◆ Directive: How many of the lines below contain the string "Меню"? Reply with the number alone.

◆ Data listing:
◆ ◆ ◆ ◆

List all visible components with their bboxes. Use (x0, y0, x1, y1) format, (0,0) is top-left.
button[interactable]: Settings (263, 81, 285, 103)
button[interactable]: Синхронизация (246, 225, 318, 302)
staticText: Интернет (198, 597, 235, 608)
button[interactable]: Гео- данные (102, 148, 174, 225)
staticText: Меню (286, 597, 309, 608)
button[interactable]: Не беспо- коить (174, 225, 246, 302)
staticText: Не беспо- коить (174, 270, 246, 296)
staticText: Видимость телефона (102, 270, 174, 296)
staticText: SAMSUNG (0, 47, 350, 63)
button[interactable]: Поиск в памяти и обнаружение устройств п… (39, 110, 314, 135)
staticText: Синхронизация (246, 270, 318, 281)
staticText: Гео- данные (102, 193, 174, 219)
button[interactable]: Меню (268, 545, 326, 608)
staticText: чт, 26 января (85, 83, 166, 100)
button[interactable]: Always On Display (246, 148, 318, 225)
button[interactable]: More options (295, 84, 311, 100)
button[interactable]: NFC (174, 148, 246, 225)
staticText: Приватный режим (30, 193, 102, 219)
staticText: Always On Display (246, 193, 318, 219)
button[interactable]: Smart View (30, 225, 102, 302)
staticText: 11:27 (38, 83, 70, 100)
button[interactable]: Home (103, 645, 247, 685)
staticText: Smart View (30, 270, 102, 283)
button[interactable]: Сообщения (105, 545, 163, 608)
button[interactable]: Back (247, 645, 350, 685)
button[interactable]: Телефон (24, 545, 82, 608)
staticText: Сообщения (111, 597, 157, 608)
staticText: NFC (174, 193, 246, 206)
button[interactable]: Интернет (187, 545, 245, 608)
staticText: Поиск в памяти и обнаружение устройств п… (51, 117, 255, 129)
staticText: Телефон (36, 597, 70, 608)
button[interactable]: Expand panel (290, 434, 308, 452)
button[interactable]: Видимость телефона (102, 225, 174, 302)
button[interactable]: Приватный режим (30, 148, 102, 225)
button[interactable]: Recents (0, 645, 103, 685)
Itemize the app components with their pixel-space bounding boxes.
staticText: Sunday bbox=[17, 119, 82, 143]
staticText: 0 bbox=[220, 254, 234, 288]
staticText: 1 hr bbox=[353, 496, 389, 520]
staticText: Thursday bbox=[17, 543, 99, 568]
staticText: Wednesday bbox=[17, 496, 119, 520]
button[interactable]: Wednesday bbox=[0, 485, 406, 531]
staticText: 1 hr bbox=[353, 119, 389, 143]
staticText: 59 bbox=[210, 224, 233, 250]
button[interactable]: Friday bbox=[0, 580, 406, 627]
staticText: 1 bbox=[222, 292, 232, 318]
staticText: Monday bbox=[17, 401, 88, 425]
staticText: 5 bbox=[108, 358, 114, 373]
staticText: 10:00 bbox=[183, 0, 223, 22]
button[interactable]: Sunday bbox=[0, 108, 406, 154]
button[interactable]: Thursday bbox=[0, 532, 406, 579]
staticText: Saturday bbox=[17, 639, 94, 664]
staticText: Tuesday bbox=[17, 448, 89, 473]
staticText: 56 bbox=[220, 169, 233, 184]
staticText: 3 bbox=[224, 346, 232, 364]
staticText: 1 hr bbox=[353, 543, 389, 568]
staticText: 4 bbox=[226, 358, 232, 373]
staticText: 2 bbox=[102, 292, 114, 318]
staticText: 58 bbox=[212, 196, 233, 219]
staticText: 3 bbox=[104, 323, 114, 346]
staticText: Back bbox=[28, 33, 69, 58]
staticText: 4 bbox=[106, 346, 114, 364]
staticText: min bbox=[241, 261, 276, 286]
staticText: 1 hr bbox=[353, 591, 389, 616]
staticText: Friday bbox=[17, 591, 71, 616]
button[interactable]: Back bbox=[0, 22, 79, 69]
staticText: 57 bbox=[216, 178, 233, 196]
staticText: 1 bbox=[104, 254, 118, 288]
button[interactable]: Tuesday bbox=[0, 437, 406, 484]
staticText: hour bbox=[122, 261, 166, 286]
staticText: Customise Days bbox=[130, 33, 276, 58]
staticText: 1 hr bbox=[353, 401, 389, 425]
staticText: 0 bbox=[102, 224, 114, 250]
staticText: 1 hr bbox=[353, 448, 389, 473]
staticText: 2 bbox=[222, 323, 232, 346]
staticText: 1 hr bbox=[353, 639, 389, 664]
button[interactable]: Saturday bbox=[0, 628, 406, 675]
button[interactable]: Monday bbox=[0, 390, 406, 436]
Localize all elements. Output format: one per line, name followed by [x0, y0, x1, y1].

◆ ◆ ◆ ◆

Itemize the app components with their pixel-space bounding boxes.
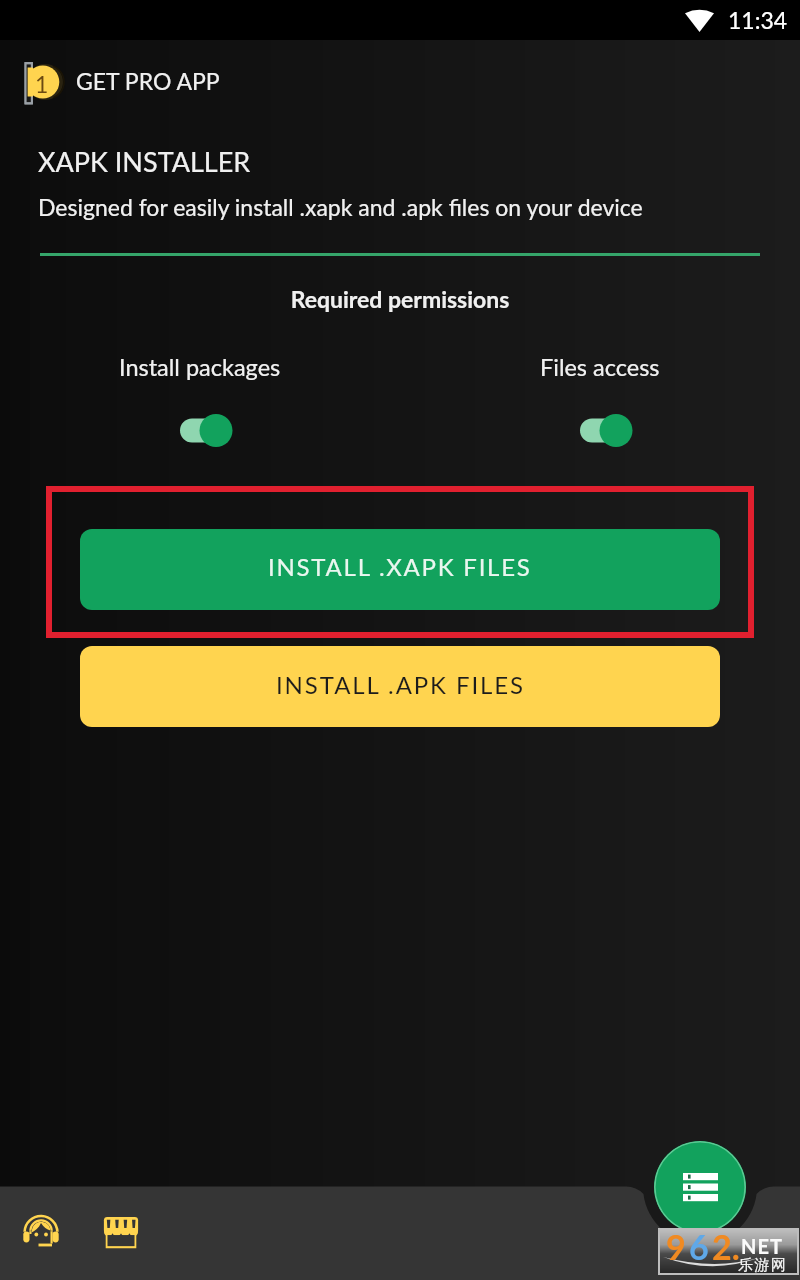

◆ ◆ ◆ ◆

◆ Task response: 2